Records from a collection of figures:
********
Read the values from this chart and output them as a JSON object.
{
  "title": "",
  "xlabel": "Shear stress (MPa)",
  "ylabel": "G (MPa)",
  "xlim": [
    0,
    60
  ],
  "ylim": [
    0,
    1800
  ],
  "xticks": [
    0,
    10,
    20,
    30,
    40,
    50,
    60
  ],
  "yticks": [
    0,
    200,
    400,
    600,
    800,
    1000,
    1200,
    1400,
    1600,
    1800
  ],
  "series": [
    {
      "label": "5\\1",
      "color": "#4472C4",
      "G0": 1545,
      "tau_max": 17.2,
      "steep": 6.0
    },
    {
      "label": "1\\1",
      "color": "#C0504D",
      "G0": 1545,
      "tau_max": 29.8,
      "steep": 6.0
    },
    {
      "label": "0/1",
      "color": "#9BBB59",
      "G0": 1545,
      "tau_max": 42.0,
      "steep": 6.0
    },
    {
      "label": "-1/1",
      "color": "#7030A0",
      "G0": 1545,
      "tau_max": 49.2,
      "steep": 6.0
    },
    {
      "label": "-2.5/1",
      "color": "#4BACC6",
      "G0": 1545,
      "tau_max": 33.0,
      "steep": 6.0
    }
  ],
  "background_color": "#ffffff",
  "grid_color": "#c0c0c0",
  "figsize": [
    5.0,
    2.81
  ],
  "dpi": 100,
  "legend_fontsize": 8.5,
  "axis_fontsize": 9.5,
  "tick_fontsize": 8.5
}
********
• Task instructions:
Every record shown above should be written out again exactly.

• Solution to the problem:
Read the values from this chart and output them as a JSON object.
{
  "title": "",
  "xlabel": "Shear stress (MPa)",
  "ylabel": "G (MPa)",
  "xlim": [
    0,
    60
  ],
  "ylim": [
    0,
    1800
  ],
  "xticks": [
    0,
    10,
    20,
    30,
    40,
    50,
    60
  ],
  "yticks": [
    0,
    200,
    400,
    600,
    800,
    1000,
    1200,
    1400,
    1600,
    1800
  ],
  "series": [
    {
      "label": "5\\1",
      "color": "#4472C4",
      "G0": 1545,
      "tau_max": 17.2,
      "steep": 6.0
    },
    {
      "label": "1\\1",
      "color": "#C0504D",
      "G0": 1545,
      "tau_max": 29.8,
      "steep": 6.0
    },
    {
      "label": "0/1",
      "color": "#9BBB59",
      "G0": 1545,
      "tau_max": 42.0,
      "steep": 6.0
    },
    {
      "label": "-1/1",
      "color": "#7030A0",
      "G0": 1545,
      "tau_max": 49.2,
      "steep": 6.0
    },
    {
      "label": "-2.5/1",
      "color": "#4BACC6",
      "G0": 1545,
      "tau_max": 33.0,
      "steep": 6.0
    }
  ],
  "background_color": "#ffffff",
  "grid_color": "#c0c0c0",
  "figsize": [
    5.0,
    2.81
  ],
  "dpi": 100,
  "legend_fontsize": 8.5,
  "axis_fontsize": 9.5,
  "tick_fontsize": 8.5
}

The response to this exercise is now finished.